[begin RECORD EXTRACTS]
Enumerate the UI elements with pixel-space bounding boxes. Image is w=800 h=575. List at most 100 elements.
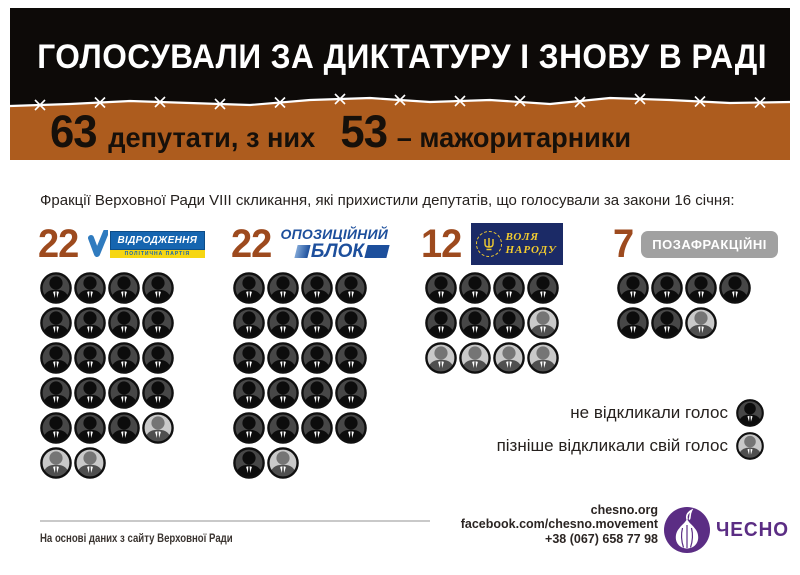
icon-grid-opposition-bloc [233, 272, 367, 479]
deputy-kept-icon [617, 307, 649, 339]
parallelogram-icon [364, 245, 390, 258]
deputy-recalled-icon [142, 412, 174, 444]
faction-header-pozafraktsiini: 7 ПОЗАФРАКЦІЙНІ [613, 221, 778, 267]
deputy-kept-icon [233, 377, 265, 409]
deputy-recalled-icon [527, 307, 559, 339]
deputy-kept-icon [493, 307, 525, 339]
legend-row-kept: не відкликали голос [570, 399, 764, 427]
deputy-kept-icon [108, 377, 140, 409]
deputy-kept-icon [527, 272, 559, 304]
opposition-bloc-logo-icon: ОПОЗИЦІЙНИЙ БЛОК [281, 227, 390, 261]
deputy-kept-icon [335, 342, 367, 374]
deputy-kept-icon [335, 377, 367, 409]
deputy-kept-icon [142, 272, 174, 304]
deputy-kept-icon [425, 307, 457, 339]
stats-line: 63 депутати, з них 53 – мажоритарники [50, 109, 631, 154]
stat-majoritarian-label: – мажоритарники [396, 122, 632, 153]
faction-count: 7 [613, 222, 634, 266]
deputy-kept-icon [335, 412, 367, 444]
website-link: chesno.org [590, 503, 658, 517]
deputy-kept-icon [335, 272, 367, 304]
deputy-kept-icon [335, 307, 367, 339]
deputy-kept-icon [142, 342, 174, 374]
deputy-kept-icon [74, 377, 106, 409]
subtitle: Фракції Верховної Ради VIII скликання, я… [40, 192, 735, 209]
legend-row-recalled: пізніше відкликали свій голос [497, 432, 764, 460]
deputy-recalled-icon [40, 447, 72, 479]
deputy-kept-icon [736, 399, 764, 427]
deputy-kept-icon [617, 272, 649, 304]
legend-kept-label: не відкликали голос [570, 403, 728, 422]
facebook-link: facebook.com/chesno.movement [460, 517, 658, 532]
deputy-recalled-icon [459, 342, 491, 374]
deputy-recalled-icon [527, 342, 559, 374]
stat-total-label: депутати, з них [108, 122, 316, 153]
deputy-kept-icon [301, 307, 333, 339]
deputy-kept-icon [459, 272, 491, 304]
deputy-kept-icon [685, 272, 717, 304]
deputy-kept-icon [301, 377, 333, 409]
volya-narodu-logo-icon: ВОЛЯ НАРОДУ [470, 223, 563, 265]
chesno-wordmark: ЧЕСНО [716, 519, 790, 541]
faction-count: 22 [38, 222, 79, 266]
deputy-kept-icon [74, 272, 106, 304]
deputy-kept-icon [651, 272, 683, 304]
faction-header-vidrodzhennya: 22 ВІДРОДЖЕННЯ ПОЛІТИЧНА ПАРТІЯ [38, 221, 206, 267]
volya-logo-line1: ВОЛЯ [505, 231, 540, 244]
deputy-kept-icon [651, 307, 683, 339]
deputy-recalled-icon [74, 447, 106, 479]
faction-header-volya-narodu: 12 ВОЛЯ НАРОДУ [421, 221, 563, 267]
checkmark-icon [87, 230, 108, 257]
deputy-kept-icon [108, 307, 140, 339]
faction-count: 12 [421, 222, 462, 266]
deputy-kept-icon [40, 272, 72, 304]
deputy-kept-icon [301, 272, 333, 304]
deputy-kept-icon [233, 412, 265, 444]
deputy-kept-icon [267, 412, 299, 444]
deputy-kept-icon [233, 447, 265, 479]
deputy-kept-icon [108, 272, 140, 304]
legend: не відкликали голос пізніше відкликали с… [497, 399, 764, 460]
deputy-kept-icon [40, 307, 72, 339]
[end RECORD EXTRACTS]
* WHAT THIS TASK INVOLVES:
Retype the items word for word, from the line containing "icon-grid-opposition-bloc [233, 272, 367, 479]" through the line containing "subtitle: Фракції Верховної", both included.

* EXERCISE SOLUTION:
icon-grid-opposition-bloc [233, 272, 367, 479]
deputy-kept-icon [617, 307, 649, 339]
parallelogram-icon [364, 245, 390, 258]
deputy-recalled-icon [142, 412, 174, 444]
faction-header-pozafraktsiini: 7 ПОЗАФРАКЦІЙНІ [613, 221, 778, 267]
deputy-kept-icon [233, 377, 265, 409]
deputy-recalled-icon [527, 307, 559, 339]
deputy-kept-icon [493, 307, 525, 339]
legend-row-kept: не відкликали голос [570, 399, 764, 427]
deputy-kept-icon [108, 377, 140, 409]
deputy-kept-icon [527, 272, 559, 304]
opposition-bloc-logo-icon: ОПОЗИЦІЙНИЙ БЛОК [281, 227, 390, 261]
deputy-kept-icon [335, 342, 367, 374]
deputy-kept-icon [335, 377, 367, 409]
deputy-kept-icon [142, 272, 174, 304]
deputy-kept-icon [425, 307, 457, 339]
stats-line: 63 депутати, з них 53 – мажоритарники [50, 109, 631, 154]
stat-majoritarian-label: – мажоритарники [396, 122, 632, 153]
faction-count: 7 [613, 222, 634, 266]
deputy-kept-icon [335, 412, 367, 444]
website-link: chesno.org [590, 503, 658, 517]
deputy-kept-icon [335, 272, 367, 304]
deputy-kept-icon [335, 307, 367, 339]
deputy-kept-icon [142, 342, 174, 374]
deputy-kept-icon [74, 377, 106, 409]
subtitle: Фракції Верховної Ради VIII скликання, я… [40, 192, 735, 209]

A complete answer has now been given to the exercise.